TASK TO COMPLETE - Each entry in the listing below should be restated word for word.

━━━━━ RECORDS SHOWN

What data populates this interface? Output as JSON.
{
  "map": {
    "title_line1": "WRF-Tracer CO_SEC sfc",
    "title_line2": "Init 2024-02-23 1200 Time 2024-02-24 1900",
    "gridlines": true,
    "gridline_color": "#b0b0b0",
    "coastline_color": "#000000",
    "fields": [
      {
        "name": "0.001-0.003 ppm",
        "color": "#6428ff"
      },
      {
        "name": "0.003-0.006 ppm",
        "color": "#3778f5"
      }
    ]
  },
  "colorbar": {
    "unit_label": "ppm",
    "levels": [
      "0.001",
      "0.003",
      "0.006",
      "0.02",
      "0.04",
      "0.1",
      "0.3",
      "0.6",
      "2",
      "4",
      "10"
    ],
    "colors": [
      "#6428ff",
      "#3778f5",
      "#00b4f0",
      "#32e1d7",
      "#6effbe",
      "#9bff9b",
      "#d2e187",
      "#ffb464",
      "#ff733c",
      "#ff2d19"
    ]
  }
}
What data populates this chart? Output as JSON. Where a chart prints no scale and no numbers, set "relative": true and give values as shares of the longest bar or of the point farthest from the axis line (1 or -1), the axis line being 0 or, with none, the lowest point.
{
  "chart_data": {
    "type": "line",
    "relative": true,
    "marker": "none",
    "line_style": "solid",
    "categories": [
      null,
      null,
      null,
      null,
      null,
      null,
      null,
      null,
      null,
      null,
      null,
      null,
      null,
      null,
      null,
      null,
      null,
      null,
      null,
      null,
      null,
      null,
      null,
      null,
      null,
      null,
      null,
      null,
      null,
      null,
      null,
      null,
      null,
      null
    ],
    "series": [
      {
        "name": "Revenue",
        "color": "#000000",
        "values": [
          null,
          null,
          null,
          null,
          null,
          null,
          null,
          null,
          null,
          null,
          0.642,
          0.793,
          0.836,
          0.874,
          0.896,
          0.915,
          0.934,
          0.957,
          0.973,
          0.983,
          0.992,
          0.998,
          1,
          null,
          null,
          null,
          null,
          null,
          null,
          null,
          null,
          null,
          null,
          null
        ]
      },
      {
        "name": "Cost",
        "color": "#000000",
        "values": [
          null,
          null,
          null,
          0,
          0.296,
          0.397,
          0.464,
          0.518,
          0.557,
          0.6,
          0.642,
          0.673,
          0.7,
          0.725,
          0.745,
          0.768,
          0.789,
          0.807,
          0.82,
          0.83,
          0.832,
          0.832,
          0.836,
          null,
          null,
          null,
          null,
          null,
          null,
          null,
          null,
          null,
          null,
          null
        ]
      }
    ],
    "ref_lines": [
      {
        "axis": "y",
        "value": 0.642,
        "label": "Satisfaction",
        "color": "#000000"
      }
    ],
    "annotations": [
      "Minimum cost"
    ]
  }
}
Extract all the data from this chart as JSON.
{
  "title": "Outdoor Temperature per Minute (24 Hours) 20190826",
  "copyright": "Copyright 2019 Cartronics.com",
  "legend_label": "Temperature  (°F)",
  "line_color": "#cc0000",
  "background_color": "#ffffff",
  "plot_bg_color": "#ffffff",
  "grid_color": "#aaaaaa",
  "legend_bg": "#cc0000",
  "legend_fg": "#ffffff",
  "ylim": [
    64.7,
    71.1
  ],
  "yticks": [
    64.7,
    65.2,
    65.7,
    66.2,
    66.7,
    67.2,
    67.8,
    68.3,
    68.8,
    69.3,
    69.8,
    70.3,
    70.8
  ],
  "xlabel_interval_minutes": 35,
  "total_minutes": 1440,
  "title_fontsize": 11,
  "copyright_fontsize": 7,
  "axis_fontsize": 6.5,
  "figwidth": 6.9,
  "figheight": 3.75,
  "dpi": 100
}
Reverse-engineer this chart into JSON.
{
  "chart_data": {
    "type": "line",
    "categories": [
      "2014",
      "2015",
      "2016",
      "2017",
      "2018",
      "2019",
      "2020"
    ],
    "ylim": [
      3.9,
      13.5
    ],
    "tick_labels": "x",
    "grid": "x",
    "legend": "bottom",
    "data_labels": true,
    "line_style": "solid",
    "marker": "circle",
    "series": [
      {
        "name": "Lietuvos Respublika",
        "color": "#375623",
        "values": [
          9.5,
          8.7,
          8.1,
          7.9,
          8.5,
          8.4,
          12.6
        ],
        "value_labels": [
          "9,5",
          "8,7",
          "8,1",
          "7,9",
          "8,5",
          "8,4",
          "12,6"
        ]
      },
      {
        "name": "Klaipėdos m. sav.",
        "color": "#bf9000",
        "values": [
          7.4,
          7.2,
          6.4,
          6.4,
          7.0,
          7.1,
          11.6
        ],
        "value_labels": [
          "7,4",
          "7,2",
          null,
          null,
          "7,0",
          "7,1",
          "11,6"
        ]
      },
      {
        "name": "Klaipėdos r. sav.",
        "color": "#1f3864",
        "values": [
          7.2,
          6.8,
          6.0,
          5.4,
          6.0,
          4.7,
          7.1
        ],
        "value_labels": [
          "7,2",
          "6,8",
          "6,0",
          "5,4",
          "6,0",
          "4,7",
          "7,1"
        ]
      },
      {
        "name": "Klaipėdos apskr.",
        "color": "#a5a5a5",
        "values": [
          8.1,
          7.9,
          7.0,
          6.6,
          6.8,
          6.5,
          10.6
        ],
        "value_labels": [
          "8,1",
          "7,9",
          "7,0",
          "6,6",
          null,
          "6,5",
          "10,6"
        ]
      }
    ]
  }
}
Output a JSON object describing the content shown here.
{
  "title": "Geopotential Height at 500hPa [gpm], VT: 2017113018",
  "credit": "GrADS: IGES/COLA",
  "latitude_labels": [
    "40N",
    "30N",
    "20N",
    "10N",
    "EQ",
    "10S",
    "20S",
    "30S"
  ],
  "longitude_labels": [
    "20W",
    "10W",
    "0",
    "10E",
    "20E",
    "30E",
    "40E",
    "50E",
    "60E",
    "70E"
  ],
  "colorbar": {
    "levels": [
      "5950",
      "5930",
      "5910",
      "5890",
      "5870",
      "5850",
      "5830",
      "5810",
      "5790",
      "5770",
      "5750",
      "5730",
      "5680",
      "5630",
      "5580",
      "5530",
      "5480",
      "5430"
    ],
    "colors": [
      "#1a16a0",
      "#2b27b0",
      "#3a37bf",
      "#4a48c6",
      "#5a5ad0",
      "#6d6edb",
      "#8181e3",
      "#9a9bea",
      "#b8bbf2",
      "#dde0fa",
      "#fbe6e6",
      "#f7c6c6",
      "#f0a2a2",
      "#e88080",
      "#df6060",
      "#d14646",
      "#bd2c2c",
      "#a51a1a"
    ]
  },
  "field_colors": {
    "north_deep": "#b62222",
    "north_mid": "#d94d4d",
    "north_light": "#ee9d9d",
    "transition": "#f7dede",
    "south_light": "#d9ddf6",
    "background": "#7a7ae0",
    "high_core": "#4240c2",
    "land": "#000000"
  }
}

━━━━━━━━━━

THE OUTPUT -
What data populates this interface? Output as JSON.
{
  "map": {
    "title_line1": "WRF-Tracer CO_SEC sfc",
    "title_line2": "Init 2024-02-23 1200 Time 2024-02-24 1900",
    "gridlines": true,
    "gridline_color": "#b0b0b0",
    "coastline_color": "#000000",
    "fields": [
      {
        "name": "0.001-0.003 ppm",
        "color": "#6428ff"
      },
      {
        "name": "0.003-0.006 ppm",
        "color": "#3778f5"
      }
    ]
  },
  "colorbar": {
    "unit_label": "ppm",
    "levels": [
      "0.001",
      "0.003",
      "0.006",
      "0.02",
      "0.04",
      "0.1",
      "0.3",
      "0.6",
      "2",
      "4",
      "10"
    ],
    "colors": [
      "#6428ff",
      "#3778f5",
      "#00b4f0",
      "#32e1d7",
      "#6effbe",
      "#9bff9b",
      "#d2e187",
      "#ffb464",
      "#ff733c",
      "#ff2d19"
    ]
  }
}
What data populates this chart? Output as JSON. Where a chart prints no scale and no numbers, set "relative": true and give values as shares of the longest bar or of the point farthest from the axis line (1 or -1), the axis line being 0 or, with none, the lowest point.
{
  "chart_data": {
    "type": "line",
    "relative": true,
    "marker": "none",
    "line_style": "solid",
    "categories": [
      null,
      null,
      null,
      null,
      null,
      null,
      null,
      null,
      null,
      null,
      null,
      null,
      null,
      null,
      null,
      null,
      null,
      null,
      null,
      null,
      null,
      null,
      null,
      null,
      null,
      null,
      null,
      null,
      null,
      null,
      null,
      null,
      null,
      null
    ],
    "series": [
      {
        "name": "Revenue",
        "color": "#000000",
        "values": [
          null,
          null,
          null,
          null,
          null,
          null,
          null,
          null,
          null,
          null,
          0.642,
          0.793,
          0.836,
          0.874,
          0.896,
          0.915,
          0.934,
          0.957,
          0.973,
          0.983,
          0.992,
          0.998,
          1,
          null,
          null,
          null,
          null,
          null,
          null,
          null,
          null,
          null,
          null,
          null
        ]
      },
      {
        "name": "Cost",
        "color": "#000000",
        "values": [
          null,
          null,
          null,
          0,
          0.296,
          0.397,
          0.464,
          0.518,
          0.557,
          0.6,
          0.642,
          0.673,
          0.7,
          0.725,
          0.745,
          0.768,
          0.789,
          0.807,
          0.82,
          0.83,
          0.832,
          0.832,
          0.836,
          null,
          null,
          null,
          null,
          null,
          null,
          null,
          null,
          null,
          null,
          null
        ]
      }
    ],
    "ref_lines": [
      {
        "axis": "y",
        "value": 0.642,
        "label": "Satisfaction",
        "color": "#000000"
      }
    ],
    "annotations": [
      "Minimum cost"
    ]
  }
}
Extract all the data from this chart as JSON.
{
  "title": "Outdoor Temperature per Minute (24 Hours) 20190826",
  "copyright": "Copyright 2019 Cartronics.com",
  "legend_label": "Temperature  (°F)",
  "line_color": "#cc0000",
  "background_color": "#ffffff",
  "plot_bg_color": "#ffffff",
  "grid_color": "#aaaaaa",
  "legend_bg": "#cc0000",
  "legend_fg": "#ffffff",
  "ylim": [
    64.7,
    71.1
  ],
  "yticks": [
    64.7,
    65.2,
    65.7,
    66.2,
    66.7,
    67.2,
    67.8,
    68.3,
    68.8,
    69.3,
    69.8,
    70.3,
    70.8
  ],
  "xlabel_interval_minutes": 35,
  "total_minutes": 1440,
  "title_fontsize": 11,
  "copyright_fontsize": 7,
  "axis_fontsize": 6.5,
  "figwidth": 6.9,
  "figheight": 3.75,
  "dpi": 100
}
Reverse-engineer this chart into JSON.
{
  "chart_data": {
    "type": "line",
    "categories": [
      "2014",
      "2015",
      "2016",
      "2017",
      "2018",
      "2019",
      "2020"
    ],
    "ylim": [
      3.9,
      13.5
    ],
    "tick_labels": "x",
    "grid": "x",
    "legend": "bottom",
    "data_labels": true,
    "line_style": "solid",
    "marker": "circle",
    "series": [
      {
        "name": "Lietuvos Respublika",
        "color": "#375623",
        "values": [
          9.5,
          8.7,
          8.1,
          7.9,
          8.5,
          8.4,
          12.6
        ],
        "value_labels": [
          "9,5",
          "8,7",
          "8,1",
          "7,9",
          "8,5",
          "8,4",
          "12,6"
        ]
      },
      {
        "name": "Klaipėdos m. sav.",
        "color": "#bf9000",
        "values": [
          7.4,
          7.2,
          6.4,
          6.4,
          7.0,
          7.1,
          11.6
        ],
        "value_labels": [
          "7,4",
          "7,2",
          null,
          null,
          "7,0",
          "7,1",
          "11,6"
        ]
      },
      {
        "name": "Klaipėdos r. sav.",
        "color": "#1f3864",
        "values": [
          7.2,
          6.8,
          6.0,
          5.4,
          6.0,
          4.7,
          7.1
        ],
        "value_labels": [
          "7,2",
          "6,8",
          "6,0",
          "5,4",
          "6,0",
          "4,7",
          "7,1"
        ]
      },
      {
        "name": "Klaipėdos apskr.",
        "color": "#a5a5a5",
        "values": [
          8.1,
          7.9,
          7.0,
          6.6,
          6.8,
          6.5,
          10.6
        ],
        "value_labels": [
          "8,1",
          "7,9",
          "7,0",
          "6,6",
          null,
          "6,5",
          "10,6"
        ]
      }
    ]
  }
}
Output a JSON object describing the content shown here.
{
  "title": "Geopotential Height at 500hPa [gpm], VT: 2017113018",
  "credit": "GrADS: IGES/COLA",
  "latitude_labels": [
    "40N",
    "30N",
    "20N",
    "10N",
    "EQ",
    "10S",
    "20S",
    "30S"
  ],
  "longitude_labels": [
    "20W",
    "10W",
    "0",
    "10E",
    "20E",
    "30E",
    "40E",
    "50E",
    "60E",
    "70E"
  ],
  "colorbar": {
    "levels": [
      "5950",
      "5930",
      "5910",
      "5890",
      "5870",
      "5850",
      "5830",
      "5810",
      "5790",
      "5770",
      "5750",
      "5730",
      "5680",
      "5630",
      "5580",
      "5530",
      "5480",
      "5430"
    ],
    "colors": [
      "#1a16a0",
      "#2b27b0",
      "#3a37bf",
      "#4a48c6",
      "#5a5ad0",
      "#6d6edb",
      "#8181e3",
      "#9a9bea",
      "#b8bbf2",
      "#dde0fa",
      "#fbe6e6",
      "#f7c6c6",
      "#f0a2a2",
      "#e88080",
      "#df6060",
      "#d14646",
      "#bd2c2c",
      "#a51a1a"
    ]
  },
  "field_colors": {
    "north_deep": "#b62222",
    "north_mid": "#d94d4d",
    "north_light": "#ee9d9d",
    "transition": "#f7dede",
    "south_light": "#d9ddf6",
    "background": "#7a7ae0",
    "high_core": "#4240c2",
    "land": "#000000"
  }
}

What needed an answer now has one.